(Part of a data file)
++++

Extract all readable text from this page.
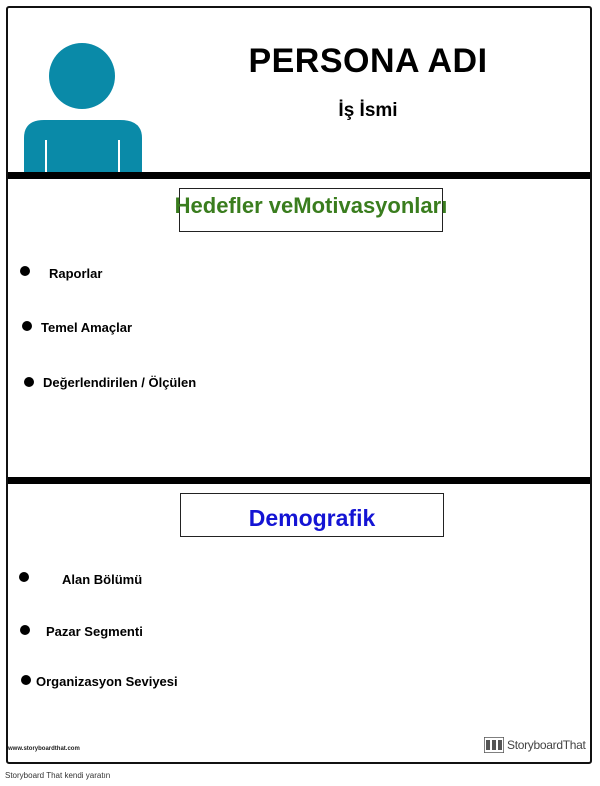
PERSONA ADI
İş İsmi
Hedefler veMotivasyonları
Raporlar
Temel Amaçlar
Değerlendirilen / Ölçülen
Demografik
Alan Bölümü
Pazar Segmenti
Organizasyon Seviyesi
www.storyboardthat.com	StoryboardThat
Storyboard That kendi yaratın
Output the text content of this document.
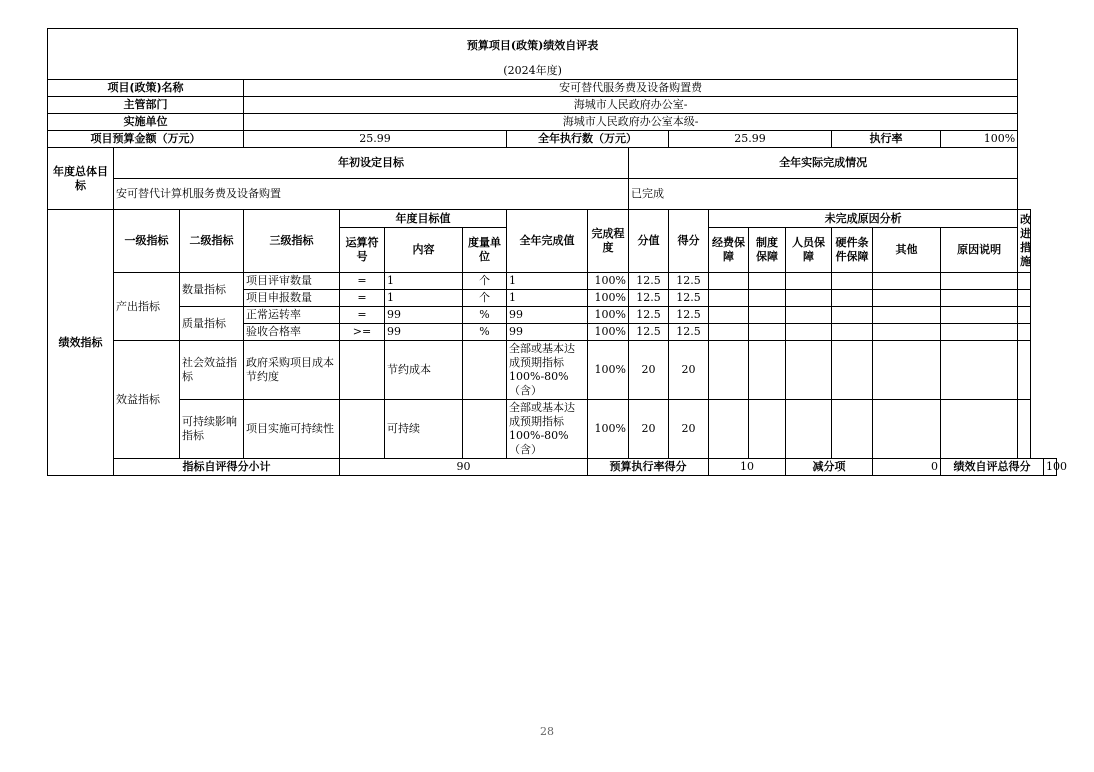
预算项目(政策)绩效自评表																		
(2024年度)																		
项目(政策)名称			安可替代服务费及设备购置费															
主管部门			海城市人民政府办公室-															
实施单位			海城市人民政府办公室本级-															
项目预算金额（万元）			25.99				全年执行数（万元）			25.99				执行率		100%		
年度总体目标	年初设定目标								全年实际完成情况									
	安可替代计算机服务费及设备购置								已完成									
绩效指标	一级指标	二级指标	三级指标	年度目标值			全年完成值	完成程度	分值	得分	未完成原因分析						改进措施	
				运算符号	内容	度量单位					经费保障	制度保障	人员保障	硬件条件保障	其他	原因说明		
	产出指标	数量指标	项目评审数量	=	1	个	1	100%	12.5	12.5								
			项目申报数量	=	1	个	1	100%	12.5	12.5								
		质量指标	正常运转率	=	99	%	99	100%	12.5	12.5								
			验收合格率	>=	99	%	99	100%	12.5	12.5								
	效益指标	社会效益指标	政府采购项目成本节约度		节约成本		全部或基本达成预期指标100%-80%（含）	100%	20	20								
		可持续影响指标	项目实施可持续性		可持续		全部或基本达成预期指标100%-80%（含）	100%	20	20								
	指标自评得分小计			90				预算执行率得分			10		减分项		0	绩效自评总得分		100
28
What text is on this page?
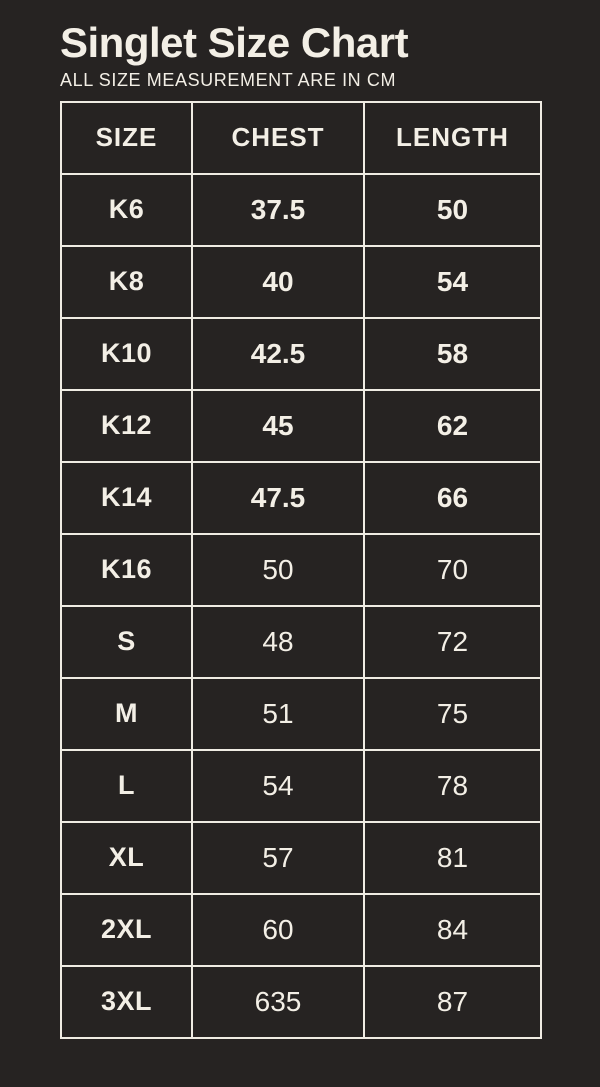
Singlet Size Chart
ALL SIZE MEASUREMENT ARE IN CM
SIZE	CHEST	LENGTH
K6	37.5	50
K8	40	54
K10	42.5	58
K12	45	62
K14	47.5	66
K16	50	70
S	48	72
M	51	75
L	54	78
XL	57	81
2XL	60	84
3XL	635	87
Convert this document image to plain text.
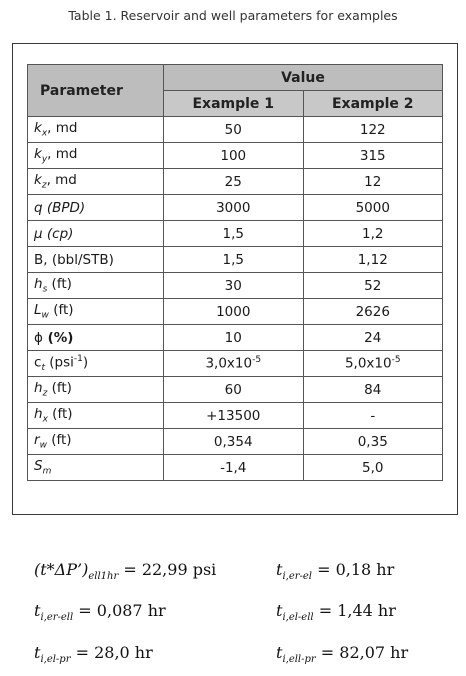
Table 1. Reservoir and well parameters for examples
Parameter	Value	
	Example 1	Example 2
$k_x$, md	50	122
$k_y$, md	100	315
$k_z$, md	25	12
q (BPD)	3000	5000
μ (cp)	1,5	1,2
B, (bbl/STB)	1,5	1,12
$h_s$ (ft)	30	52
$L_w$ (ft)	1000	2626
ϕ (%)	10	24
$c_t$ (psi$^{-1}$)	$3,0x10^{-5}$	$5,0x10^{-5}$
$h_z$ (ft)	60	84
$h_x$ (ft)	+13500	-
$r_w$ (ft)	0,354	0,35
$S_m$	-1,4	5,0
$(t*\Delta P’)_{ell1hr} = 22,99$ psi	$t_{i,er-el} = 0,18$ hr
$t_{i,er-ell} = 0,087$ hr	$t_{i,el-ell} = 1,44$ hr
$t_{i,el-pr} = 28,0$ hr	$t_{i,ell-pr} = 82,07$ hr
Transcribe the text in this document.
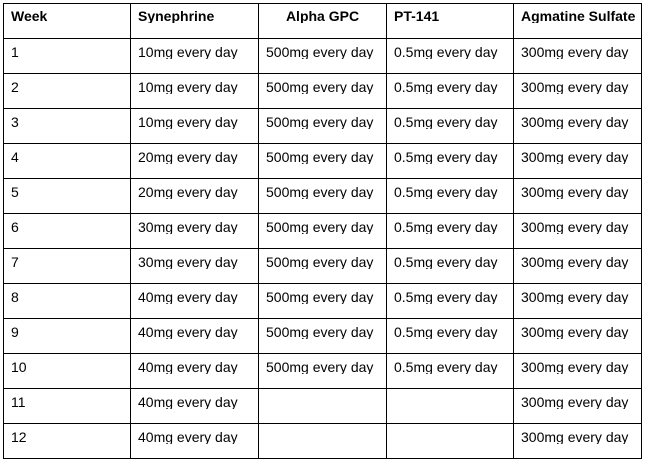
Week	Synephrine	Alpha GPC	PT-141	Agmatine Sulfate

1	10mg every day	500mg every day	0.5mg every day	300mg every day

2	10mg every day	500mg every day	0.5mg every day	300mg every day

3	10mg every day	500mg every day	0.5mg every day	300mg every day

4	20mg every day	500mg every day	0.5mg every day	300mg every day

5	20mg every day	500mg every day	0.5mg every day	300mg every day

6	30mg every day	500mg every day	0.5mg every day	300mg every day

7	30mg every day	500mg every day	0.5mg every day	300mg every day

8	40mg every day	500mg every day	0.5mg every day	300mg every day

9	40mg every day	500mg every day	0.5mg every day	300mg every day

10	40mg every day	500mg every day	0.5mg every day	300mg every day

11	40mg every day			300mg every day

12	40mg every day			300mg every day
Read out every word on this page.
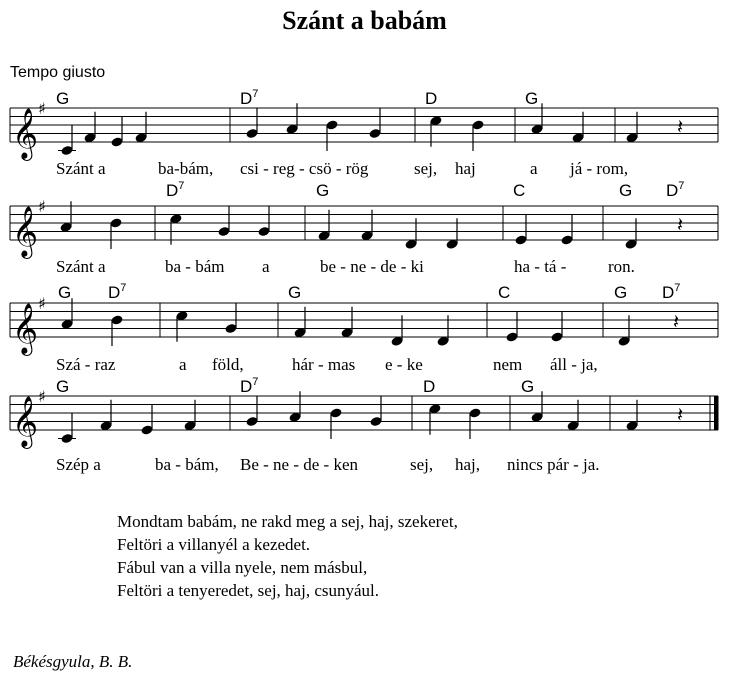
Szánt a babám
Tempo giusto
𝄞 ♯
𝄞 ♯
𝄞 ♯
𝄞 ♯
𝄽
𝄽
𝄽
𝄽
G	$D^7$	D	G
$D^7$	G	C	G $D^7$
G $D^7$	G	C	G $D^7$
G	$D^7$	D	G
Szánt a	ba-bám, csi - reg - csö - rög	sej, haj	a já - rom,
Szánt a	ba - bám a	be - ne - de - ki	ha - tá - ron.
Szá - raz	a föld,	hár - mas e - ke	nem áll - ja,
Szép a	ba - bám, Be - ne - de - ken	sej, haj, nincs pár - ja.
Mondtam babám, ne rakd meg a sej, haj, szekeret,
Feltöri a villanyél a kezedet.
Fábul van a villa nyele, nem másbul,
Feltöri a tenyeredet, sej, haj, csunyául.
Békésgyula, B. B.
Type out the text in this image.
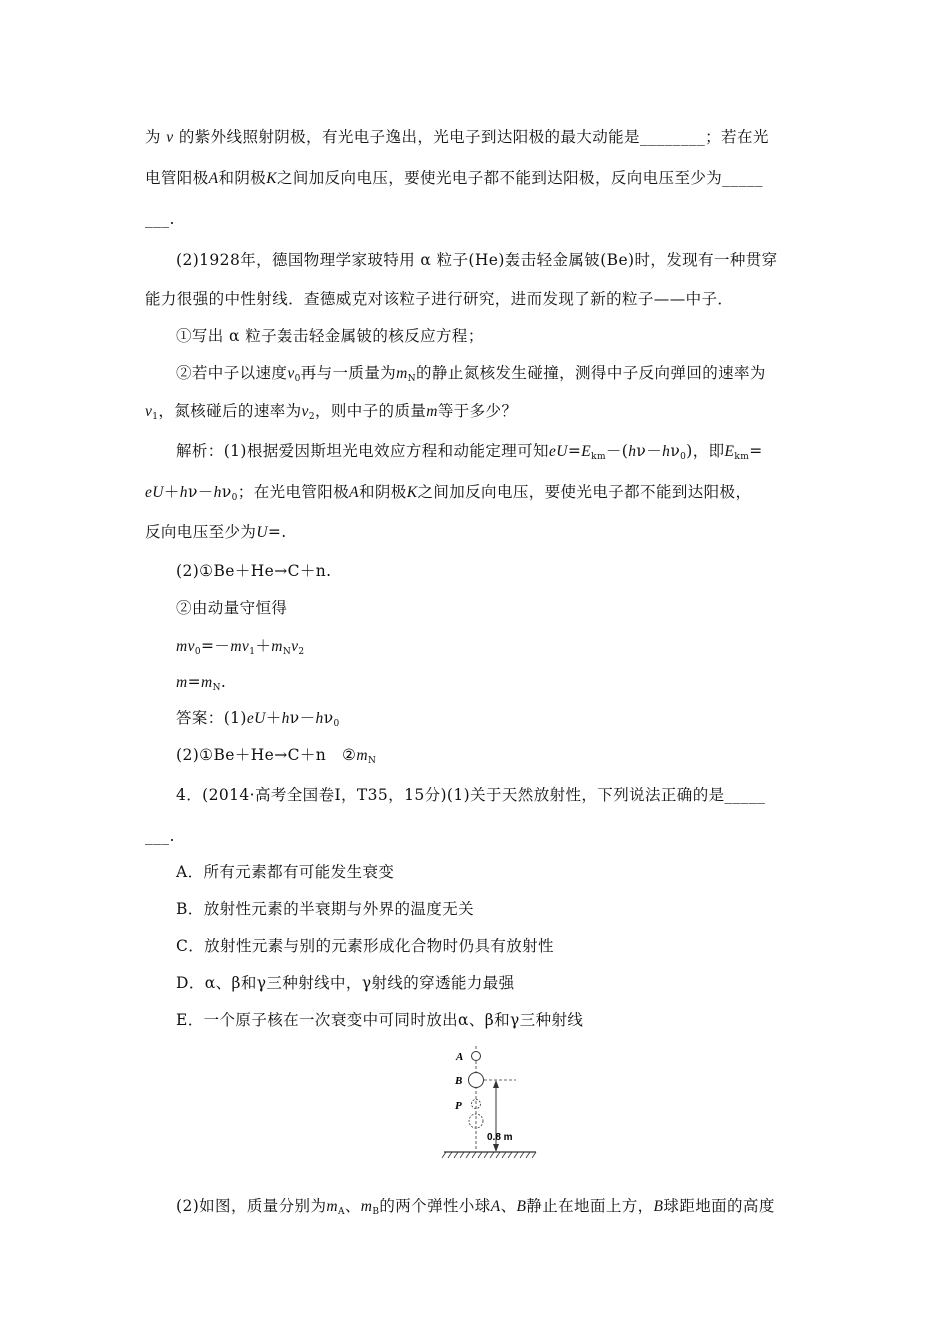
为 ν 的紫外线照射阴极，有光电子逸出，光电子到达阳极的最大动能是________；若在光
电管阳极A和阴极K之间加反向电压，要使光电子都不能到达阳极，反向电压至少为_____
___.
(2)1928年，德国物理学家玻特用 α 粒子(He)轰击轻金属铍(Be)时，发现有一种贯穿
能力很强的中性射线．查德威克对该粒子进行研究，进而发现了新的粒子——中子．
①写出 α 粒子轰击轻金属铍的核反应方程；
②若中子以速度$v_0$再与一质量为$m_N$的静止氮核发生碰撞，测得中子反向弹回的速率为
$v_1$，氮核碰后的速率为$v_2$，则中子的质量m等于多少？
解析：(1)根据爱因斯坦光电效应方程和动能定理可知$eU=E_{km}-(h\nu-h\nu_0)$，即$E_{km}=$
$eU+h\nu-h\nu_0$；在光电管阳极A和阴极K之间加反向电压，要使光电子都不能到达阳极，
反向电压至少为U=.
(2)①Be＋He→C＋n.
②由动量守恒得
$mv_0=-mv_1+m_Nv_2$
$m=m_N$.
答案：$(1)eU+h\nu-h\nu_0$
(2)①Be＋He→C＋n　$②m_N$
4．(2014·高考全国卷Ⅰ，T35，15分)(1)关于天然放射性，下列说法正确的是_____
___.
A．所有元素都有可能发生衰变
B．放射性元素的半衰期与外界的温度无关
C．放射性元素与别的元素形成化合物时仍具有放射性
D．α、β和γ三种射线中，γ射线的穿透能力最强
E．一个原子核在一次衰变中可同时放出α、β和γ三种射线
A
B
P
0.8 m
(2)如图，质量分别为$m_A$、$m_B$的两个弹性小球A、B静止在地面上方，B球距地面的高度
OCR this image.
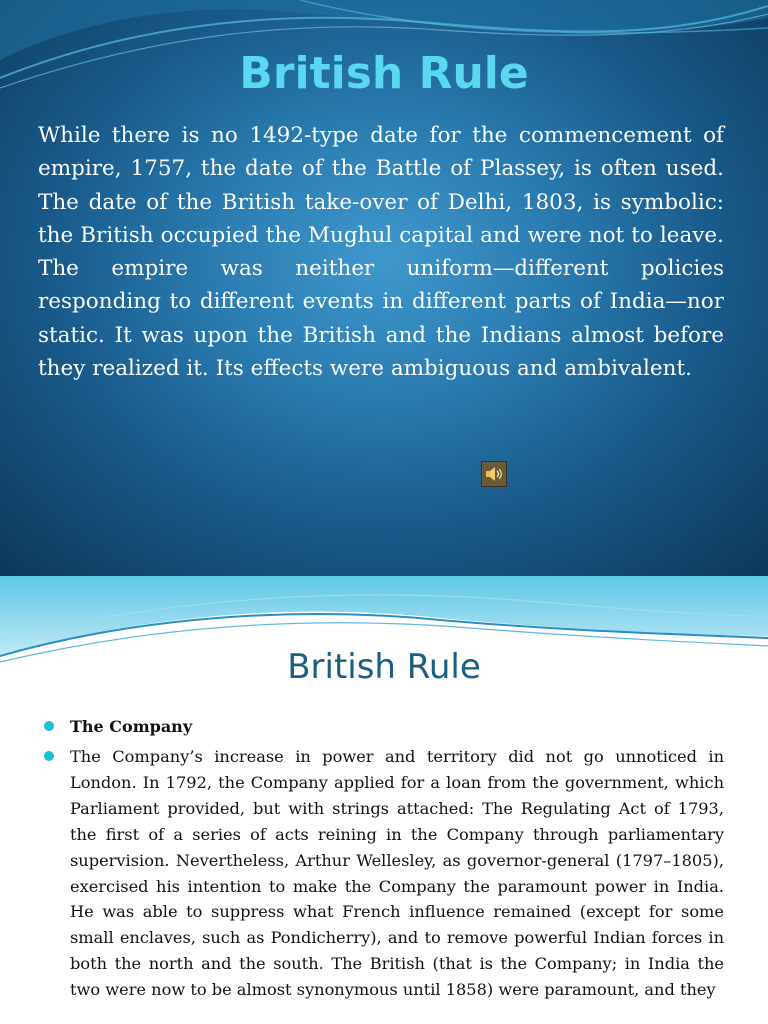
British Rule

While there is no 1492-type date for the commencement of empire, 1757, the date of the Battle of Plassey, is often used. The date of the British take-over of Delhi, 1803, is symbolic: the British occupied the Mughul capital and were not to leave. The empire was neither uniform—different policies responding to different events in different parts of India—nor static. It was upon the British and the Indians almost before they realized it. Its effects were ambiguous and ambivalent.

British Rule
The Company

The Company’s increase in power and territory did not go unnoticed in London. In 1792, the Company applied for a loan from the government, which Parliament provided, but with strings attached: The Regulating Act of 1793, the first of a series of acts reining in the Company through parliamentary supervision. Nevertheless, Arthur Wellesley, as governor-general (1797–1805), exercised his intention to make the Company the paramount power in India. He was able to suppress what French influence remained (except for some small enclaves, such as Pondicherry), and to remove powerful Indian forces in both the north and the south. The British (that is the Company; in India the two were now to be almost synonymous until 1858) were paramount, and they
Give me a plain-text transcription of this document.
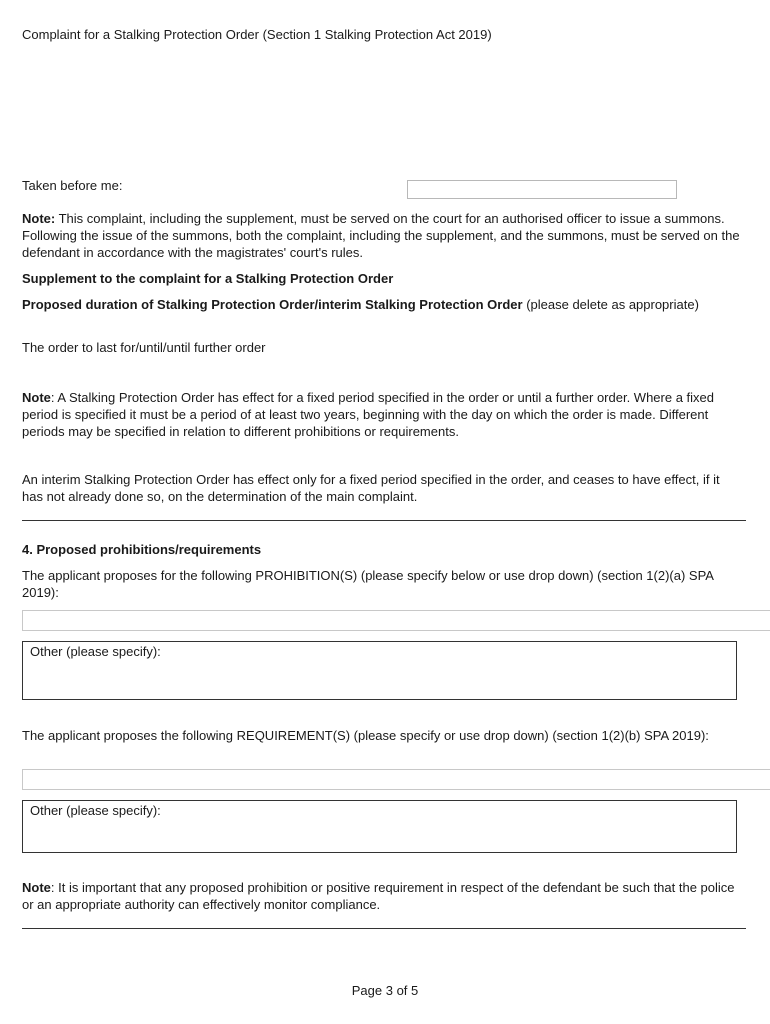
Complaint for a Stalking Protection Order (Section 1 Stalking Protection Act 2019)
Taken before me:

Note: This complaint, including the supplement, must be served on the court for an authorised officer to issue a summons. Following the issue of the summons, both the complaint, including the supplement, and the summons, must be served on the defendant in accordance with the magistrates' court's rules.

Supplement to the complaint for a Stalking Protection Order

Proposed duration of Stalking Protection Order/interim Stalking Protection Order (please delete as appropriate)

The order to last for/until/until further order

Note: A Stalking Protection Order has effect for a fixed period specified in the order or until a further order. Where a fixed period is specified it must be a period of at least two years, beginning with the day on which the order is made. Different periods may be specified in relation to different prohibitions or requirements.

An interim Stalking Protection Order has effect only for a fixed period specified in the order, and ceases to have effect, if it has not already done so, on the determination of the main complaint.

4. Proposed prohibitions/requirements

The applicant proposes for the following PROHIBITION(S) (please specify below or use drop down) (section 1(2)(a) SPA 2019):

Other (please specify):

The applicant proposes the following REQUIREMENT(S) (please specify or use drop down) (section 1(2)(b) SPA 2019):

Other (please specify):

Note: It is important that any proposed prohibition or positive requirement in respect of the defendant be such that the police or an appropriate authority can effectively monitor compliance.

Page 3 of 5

++++

-- INSTRUCTION --
Sift through the entries and copy every line with "specify".

-- FULL RESPONSE --
The applicant proposes for the following PROHIBITION(S) (please specify below or use drop down) (section 1(2)(a) SPA 2019):
Other (please specify):
The applicant proposes the following REQUIREMENT(S) (please specify or use drop down) (section 1(2)(b) SPA 2019):
Other (please specify):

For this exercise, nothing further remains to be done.